## GIVEN INSTRUCTION A
Answer these questions from the parser documentation below.
(i) What is the default value of the buildIndex option?
(ii) How much faster than remark is parsing when buildIndex is set to true?
(iii) What ID does the Tree interface give for the root node?
## GIVEN INSTRUCTION B
Write out a passage of the parser documentation below word for word, beginning at the words "const edit: Edit" and stopping after the words "if not exists).".
┌─ TEXT TO READ
All are automatically converted to clickable links.

Task Lists

- [x] Completed task
- [ ] Incomplete task

API Reference

UltraOptimizedMarkdownParser

Main parser class with ultra-optimized performance.

Constructor

const parser = new UltraOptimizedMarkdownParser()

Methods

parse(text: string, options?: ParseOptions): Tree

Parse Markdown text into AST.

const tree = parser.parse(markdown, {
  buildIndex: false  // default: false for maximum performance
})

Options:

  • buildIndex?: boolean - Build query index (default: false)
    • false: 54-75x faster than remark (recommended for most use cases)
    • true: 9-10x faster than remark (use when you need to query)

parseIncremental(text: string, edit: Edit, options?: ParseOptions): Tree

Incremental parsing after edits (uses existing infrastructure).

const edit: Edit = {
  startOffset: 10,
  oldEndOffset: 15,
  newEndOffset: 20,
  startPosition: { line: 0, column: 10, offset: 10 },
  oldEndPosition: { line: 0, column: 15, offset: 15 },
  newEndPosition: { line: 0, column: 20, offset: 20 }
}

const newTree = parser.parseIncremental(newMarkdown, edit)

getIndex(): ASTIndex

Get query index (builds lazily if not exists).

const index = parser.getIndex()

getTree(): Tree | null

Get current AST tree.

const tree = parser.getTree()

Tree Structure

interface Tree {
  language: string        // 'markdown'
  source: string         // Original source text
  root: NodeId           // Root node ID (0)
  nodes: Record<NodeId, Node | null>
  version: number
  createdAt: number
  updatedAt: number
}

Node Structure

interface Node {
  id: NodeId
  type: string           // 'heading', 'paragraph', 'text', etc.
└─
┌─ DATA SECTION
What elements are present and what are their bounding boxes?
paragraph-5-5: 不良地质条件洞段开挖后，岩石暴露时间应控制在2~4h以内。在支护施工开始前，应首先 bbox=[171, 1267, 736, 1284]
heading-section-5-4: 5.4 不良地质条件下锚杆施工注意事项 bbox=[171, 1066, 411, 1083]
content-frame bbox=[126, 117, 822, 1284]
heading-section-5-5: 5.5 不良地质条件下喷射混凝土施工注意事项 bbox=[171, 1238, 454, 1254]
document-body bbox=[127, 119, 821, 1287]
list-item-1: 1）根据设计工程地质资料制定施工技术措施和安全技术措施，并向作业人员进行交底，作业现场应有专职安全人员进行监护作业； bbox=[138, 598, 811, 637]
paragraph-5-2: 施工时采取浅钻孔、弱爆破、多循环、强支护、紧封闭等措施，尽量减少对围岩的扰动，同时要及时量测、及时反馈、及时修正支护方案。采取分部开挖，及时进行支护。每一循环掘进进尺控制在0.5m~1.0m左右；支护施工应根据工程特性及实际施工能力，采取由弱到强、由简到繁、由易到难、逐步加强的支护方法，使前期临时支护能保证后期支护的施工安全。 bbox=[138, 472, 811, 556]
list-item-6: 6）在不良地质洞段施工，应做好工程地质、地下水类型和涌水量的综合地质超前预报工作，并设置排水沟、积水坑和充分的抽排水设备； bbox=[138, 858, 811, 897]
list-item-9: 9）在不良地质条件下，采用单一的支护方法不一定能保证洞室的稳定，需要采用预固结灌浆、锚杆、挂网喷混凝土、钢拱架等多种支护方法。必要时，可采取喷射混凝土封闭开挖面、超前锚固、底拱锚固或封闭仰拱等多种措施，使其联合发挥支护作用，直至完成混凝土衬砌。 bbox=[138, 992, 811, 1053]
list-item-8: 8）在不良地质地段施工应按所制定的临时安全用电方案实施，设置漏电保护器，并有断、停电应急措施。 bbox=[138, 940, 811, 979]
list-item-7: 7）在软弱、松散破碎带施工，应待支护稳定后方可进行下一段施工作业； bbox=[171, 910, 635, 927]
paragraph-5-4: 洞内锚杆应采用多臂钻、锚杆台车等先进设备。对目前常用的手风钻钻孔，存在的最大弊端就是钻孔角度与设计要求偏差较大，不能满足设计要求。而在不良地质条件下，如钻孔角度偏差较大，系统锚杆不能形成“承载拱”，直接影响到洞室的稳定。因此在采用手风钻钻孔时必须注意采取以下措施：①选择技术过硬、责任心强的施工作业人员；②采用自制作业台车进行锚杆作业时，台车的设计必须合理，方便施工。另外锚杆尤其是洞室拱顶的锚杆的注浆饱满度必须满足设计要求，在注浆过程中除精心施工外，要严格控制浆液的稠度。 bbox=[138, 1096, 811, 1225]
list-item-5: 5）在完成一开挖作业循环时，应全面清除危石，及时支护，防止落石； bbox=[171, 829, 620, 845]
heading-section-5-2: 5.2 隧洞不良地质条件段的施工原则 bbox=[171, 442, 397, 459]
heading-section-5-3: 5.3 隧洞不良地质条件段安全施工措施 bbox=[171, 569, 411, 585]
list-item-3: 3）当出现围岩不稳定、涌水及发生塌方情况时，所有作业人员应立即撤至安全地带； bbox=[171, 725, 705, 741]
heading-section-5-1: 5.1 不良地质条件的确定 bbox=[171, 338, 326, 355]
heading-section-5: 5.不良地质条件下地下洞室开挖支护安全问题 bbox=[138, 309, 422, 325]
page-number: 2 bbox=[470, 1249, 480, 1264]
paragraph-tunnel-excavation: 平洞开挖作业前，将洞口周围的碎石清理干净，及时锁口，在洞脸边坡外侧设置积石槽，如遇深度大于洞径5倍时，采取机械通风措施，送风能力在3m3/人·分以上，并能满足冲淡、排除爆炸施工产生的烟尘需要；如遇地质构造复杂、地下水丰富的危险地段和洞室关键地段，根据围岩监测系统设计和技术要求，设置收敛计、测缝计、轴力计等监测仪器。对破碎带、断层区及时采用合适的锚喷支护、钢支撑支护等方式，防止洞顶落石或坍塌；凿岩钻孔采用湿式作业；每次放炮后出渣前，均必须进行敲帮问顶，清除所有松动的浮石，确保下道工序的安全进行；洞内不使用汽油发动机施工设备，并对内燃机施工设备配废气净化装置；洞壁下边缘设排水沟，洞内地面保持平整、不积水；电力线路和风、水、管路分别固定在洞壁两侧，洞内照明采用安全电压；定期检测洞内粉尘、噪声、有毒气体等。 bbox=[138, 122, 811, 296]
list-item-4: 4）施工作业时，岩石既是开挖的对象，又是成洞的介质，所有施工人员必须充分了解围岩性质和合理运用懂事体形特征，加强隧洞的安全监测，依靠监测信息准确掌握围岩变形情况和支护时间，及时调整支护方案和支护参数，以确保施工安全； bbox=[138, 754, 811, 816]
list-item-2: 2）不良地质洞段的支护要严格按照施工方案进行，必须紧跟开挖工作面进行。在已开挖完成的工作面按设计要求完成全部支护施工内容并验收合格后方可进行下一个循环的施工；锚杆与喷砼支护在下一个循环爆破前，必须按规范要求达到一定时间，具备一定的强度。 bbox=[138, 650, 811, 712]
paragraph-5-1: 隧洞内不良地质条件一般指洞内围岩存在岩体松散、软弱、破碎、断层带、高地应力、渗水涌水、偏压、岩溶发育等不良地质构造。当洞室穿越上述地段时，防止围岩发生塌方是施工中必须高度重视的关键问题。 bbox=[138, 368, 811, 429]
└─
┌─ DATA SECTION
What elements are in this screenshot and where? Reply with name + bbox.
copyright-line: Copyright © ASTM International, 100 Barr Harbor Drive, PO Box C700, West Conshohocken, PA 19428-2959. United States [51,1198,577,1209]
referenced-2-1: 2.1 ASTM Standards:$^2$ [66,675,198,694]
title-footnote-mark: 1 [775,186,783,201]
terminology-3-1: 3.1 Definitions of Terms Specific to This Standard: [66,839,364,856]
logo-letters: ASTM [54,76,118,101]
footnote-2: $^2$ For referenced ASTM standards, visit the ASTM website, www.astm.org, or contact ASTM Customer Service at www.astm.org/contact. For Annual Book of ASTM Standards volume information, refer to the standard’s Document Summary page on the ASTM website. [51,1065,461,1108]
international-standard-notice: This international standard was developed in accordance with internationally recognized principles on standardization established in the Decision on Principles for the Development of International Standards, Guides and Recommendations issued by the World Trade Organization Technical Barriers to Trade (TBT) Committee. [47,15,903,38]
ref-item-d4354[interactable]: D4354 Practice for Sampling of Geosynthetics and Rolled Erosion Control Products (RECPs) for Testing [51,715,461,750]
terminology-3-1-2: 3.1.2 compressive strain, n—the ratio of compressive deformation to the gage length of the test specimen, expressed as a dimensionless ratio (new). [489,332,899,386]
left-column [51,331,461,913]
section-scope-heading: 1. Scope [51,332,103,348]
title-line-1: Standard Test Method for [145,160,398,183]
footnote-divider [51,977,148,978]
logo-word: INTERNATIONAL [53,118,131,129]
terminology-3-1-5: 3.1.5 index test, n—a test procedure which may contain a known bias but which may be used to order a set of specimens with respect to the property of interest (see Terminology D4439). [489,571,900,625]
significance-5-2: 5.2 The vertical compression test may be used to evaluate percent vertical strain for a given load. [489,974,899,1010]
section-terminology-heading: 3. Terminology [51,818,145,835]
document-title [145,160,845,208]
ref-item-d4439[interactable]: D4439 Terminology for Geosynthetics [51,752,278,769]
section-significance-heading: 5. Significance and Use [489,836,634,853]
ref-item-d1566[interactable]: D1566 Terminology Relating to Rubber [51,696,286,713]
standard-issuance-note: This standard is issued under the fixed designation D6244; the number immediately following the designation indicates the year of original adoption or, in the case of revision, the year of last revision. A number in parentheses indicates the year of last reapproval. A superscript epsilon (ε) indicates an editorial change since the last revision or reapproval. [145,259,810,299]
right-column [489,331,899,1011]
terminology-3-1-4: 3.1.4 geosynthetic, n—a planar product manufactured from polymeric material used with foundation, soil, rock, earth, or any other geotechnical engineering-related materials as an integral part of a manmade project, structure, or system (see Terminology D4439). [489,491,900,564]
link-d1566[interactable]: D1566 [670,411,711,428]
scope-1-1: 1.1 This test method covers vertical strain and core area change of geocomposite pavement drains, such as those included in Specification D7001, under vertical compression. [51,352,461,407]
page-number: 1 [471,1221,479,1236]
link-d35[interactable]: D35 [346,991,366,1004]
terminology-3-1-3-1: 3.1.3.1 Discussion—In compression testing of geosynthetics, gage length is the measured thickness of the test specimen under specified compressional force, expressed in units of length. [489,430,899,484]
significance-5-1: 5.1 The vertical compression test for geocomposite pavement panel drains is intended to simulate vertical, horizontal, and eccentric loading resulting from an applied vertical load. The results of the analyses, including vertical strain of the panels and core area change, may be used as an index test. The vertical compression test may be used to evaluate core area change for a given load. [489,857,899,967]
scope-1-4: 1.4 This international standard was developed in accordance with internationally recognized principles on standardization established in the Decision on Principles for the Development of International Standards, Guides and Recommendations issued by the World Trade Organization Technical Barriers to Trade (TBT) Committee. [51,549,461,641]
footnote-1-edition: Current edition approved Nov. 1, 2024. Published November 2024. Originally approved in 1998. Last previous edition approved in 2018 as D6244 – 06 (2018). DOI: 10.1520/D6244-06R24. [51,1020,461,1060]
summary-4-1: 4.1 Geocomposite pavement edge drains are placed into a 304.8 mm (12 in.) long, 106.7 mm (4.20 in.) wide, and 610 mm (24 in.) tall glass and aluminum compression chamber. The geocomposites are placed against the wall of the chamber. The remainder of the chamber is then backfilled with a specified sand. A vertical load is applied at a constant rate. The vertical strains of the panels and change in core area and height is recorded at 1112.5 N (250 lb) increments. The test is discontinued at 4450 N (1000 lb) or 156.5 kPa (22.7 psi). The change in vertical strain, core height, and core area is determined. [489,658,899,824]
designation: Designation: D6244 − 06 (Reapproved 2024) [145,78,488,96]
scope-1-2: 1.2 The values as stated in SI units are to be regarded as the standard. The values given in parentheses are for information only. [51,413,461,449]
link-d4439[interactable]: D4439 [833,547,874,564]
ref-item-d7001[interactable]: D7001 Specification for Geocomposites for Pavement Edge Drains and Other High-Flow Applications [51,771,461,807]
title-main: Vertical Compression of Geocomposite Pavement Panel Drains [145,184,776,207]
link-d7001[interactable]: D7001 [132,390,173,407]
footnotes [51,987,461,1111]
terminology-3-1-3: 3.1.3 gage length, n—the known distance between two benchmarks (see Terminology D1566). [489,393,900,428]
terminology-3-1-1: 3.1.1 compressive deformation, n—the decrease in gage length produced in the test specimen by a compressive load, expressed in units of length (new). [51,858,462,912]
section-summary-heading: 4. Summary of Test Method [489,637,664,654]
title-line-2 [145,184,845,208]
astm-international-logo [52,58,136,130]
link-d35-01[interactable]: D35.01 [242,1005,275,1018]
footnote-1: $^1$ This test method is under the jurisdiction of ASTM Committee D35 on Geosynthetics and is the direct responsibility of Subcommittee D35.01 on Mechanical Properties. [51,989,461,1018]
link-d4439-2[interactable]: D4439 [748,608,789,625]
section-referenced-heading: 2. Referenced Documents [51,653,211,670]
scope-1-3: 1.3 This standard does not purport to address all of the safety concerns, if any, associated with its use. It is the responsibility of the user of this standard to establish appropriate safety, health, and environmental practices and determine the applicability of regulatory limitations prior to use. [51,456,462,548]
└─
┌─ DATA SECTION
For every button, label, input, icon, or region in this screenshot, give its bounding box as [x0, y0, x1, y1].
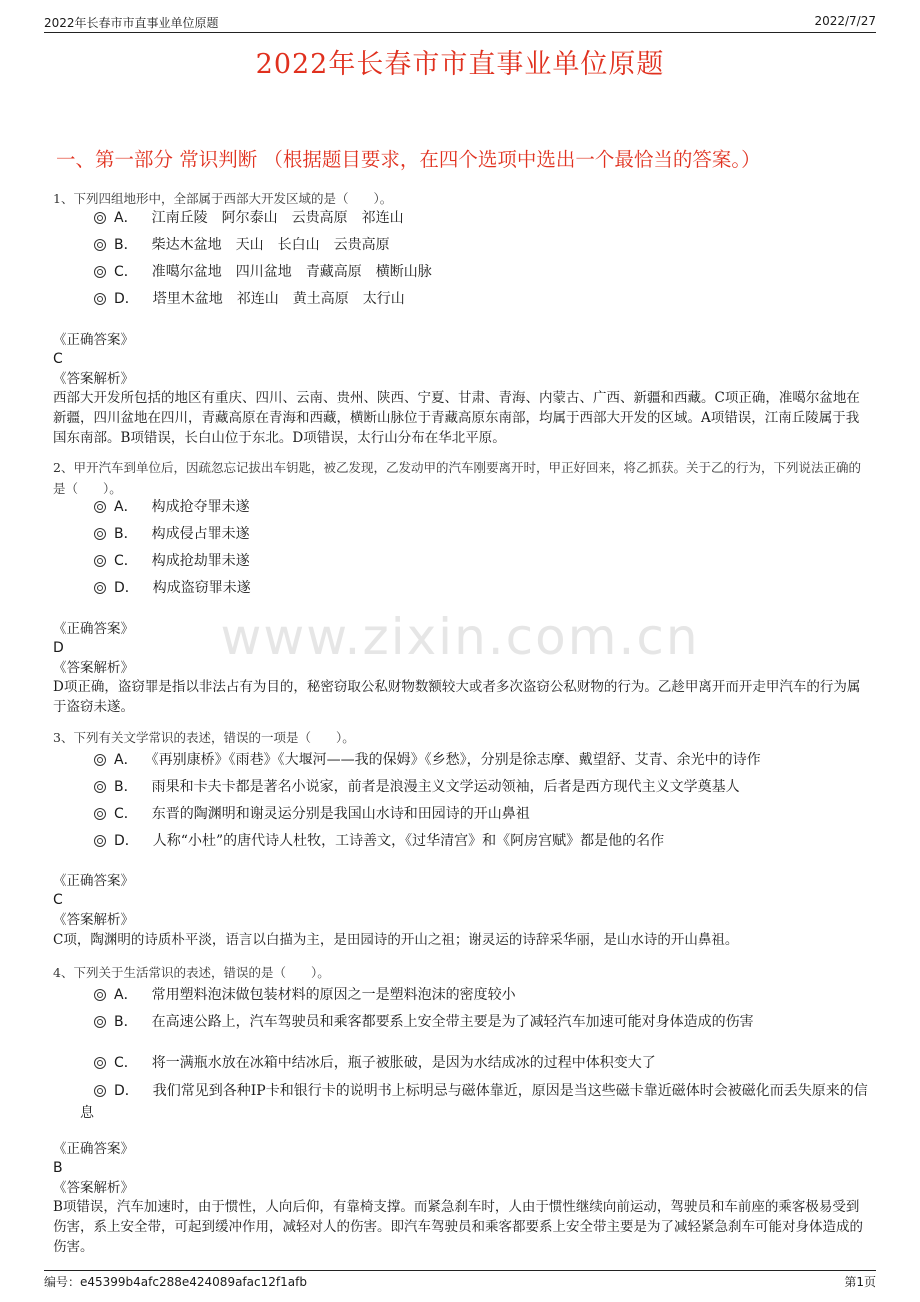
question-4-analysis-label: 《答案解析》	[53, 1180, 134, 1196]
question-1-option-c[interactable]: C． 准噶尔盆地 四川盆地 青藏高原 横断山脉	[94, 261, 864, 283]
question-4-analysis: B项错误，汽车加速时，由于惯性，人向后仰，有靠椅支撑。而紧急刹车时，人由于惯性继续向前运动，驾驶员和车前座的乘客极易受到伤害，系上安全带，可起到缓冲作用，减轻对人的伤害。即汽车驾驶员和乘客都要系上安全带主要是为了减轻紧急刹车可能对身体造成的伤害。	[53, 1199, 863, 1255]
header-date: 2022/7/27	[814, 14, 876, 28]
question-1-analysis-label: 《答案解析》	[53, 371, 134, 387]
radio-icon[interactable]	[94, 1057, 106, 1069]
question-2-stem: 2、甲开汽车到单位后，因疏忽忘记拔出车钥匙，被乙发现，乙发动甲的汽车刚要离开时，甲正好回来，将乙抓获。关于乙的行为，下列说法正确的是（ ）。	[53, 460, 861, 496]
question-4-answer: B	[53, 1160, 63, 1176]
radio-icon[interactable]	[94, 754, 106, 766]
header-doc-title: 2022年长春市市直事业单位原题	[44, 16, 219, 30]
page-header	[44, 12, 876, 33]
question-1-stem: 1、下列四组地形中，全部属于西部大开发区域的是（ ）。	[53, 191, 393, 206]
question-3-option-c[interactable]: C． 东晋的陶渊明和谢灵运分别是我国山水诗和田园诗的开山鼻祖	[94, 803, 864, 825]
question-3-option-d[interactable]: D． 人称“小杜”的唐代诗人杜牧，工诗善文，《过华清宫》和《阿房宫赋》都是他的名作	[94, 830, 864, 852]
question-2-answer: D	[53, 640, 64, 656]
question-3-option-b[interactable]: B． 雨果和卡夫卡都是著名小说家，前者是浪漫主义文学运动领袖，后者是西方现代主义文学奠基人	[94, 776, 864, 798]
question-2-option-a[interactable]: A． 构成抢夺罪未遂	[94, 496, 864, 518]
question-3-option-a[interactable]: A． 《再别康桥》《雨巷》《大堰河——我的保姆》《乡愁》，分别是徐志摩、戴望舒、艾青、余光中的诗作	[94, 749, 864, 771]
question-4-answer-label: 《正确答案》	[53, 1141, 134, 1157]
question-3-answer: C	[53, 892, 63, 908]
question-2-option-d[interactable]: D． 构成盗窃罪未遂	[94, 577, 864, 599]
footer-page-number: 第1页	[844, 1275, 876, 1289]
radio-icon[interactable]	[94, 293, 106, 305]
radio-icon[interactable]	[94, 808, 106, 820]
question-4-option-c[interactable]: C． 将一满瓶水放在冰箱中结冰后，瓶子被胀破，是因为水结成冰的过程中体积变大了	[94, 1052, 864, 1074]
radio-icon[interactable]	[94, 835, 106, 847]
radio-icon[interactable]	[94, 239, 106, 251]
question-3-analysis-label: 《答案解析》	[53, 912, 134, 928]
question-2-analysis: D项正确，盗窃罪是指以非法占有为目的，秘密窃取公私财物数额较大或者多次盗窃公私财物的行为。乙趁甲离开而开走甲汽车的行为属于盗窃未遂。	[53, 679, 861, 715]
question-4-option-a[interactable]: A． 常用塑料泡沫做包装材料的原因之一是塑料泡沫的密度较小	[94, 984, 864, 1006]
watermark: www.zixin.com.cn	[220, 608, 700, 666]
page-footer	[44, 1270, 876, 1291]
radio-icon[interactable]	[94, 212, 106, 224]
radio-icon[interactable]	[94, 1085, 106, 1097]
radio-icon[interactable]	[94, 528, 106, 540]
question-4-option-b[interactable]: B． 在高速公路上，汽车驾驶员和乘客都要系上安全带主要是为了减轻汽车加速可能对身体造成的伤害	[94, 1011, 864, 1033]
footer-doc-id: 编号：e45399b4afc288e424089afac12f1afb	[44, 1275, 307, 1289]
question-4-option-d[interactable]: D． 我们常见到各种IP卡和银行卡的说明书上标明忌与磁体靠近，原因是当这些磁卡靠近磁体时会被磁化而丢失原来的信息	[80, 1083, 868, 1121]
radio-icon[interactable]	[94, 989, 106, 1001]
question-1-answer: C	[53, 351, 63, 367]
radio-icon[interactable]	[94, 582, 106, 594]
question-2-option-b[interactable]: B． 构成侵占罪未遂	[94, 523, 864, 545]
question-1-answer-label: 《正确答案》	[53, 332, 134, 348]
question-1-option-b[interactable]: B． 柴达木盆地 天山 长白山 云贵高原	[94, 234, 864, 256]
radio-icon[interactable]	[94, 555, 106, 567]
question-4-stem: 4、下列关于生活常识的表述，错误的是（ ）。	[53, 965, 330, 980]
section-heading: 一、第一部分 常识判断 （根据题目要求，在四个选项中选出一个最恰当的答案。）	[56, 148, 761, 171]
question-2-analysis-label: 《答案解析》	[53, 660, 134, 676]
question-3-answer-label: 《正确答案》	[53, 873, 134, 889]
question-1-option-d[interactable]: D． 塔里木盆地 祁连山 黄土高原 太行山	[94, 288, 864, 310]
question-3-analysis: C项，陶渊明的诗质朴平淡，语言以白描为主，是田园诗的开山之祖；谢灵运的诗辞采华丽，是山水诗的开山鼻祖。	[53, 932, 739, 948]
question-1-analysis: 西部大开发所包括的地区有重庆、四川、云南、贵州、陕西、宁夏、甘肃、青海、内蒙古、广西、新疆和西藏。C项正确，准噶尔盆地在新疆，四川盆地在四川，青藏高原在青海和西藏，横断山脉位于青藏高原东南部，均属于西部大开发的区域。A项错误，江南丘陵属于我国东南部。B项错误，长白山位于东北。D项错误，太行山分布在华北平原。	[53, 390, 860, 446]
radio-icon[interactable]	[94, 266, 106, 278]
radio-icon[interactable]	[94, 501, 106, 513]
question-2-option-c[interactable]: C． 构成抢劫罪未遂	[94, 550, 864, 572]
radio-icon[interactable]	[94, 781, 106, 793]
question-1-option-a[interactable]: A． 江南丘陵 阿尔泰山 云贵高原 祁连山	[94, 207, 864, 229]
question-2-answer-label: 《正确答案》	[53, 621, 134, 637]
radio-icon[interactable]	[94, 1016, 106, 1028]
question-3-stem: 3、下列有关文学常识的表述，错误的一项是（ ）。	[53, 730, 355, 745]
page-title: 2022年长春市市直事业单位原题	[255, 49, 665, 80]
└─
## EXERCISE SOLUTION A
(i) false
(ii) 9-10x faster
(iii) 0

## EXERCISE SOLUTION B
const edit: Edit = {
  startOffset: 10,
  oldEndOffset: 15,
  newEndOffset: 20,
  startPosition: { line: 0, column: 10, offset: 10 },
  oldEndPosition: { line: 0, column: 15, offset: 15 },
  newEndPosition: { line: 0, column: 20, offset: 20 }
}

const newTree = parser.parseIncremental(newMarkdown, edit)

getIndex(): ASTIndex

Get query index (builds lazily if not exists).